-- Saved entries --
((

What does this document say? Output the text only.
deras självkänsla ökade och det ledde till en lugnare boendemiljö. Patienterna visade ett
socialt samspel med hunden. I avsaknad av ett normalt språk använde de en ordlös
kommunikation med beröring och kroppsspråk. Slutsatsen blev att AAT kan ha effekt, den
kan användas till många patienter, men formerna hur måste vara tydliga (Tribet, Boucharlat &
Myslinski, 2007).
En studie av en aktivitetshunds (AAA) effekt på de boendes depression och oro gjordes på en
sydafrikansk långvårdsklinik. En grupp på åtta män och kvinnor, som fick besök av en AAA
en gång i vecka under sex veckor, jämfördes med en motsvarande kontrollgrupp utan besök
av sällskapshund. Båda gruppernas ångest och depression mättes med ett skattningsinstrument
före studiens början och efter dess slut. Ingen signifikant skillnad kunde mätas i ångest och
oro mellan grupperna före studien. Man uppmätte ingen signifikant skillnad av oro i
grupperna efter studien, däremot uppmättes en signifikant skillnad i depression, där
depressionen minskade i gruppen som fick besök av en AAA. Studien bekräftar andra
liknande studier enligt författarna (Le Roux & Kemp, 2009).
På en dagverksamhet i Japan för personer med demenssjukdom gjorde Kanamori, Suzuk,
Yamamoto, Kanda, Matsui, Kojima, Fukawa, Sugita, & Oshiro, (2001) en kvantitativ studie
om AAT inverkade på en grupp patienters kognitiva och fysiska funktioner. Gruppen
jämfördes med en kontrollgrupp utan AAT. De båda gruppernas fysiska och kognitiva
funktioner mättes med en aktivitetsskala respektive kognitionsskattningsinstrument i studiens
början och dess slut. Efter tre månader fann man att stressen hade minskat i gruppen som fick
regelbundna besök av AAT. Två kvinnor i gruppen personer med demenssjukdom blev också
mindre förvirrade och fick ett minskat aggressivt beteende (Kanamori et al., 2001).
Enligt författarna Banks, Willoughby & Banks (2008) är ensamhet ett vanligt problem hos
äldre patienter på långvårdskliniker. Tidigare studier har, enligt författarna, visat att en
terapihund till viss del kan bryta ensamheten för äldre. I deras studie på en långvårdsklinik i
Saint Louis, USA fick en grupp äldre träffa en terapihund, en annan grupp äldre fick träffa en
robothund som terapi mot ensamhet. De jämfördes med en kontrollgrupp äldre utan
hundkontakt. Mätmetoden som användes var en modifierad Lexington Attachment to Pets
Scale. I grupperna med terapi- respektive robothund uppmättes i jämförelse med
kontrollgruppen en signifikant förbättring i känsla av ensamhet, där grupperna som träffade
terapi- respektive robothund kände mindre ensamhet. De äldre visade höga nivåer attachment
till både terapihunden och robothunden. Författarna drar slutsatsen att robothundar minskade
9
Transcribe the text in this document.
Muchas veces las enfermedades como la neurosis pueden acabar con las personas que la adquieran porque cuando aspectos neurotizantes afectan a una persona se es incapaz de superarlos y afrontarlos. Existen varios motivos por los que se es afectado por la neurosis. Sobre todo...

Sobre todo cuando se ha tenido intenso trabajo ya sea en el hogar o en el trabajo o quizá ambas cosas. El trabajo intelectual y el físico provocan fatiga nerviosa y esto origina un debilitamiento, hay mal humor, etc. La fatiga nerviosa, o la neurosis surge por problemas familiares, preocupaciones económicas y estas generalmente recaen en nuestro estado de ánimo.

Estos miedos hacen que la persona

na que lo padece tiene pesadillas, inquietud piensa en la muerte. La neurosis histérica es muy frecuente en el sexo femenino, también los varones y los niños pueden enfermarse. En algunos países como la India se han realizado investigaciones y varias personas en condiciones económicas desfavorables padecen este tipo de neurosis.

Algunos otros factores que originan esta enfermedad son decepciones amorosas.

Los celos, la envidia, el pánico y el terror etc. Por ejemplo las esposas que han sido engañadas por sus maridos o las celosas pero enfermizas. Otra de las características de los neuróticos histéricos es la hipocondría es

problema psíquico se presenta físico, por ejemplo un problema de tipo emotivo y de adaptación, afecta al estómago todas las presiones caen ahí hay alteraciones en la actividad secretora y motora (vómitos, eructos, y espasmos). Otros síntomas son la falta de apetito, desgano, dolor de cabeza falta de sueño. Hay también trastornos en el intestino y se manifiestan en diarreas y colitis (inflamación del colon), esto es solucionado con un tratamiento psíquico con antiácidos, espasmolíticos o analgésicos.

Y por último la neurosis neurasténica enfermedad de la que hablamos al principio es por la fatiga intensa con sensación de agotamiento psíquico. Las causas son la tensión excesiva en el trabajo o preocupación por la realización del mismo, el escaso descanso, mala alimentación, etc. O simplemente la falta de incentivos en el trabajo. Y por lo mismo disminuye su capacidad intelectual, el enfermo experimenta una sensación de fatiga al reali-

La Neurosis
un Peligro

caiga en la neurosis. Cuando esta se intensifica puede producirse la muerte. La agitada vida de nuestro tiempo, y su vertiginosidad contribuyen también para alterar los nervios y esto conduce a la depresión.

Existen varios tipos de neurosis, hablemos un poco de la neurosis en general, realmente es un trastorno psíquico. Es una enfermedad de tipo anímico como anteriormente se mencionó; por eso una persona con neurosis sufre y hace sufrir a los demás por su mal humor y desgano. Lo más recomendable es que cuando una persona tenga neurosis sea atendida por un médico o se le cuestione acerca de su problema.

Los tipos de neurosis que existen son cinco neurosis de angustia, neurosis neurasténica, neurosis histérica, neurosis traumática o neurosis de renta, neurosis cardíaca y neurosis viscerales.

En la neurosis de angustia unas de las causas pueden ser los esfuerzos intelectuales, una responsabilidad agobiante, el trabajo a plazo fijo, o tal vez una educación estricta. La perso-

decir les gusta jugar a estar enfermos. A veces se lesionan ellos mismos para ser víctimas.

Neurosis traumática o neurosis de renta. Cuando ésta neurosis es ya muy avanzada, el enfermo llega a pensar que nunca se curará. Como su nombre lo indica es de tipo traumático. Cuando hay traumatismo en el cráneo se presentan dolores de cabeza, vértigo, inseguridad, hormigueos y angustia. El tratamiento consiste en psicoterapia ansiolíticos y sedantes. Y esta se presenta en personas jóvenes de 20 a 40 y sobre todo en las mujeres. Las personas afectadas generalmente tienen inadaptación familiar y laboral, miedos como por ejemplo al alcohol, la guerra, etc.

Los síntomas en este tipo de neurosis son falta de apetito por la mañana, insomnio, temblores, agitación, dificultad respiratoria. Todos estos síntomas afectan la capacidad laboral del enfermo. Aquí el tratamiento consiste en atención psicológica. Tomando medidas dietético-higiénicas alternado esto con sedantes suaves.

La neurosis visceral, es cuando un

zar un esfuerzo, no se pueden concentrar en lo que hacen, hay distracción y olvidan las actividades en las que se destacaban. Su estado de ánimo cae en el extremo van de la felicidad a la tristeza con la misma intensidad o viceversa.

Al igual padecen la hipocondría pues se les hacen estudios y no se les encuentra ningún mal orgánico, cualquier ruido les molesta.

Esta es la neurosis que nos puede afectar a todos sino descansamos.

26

))

Of the lines in the material, how many hold the word "hipocondría"? Reply with the number only.

2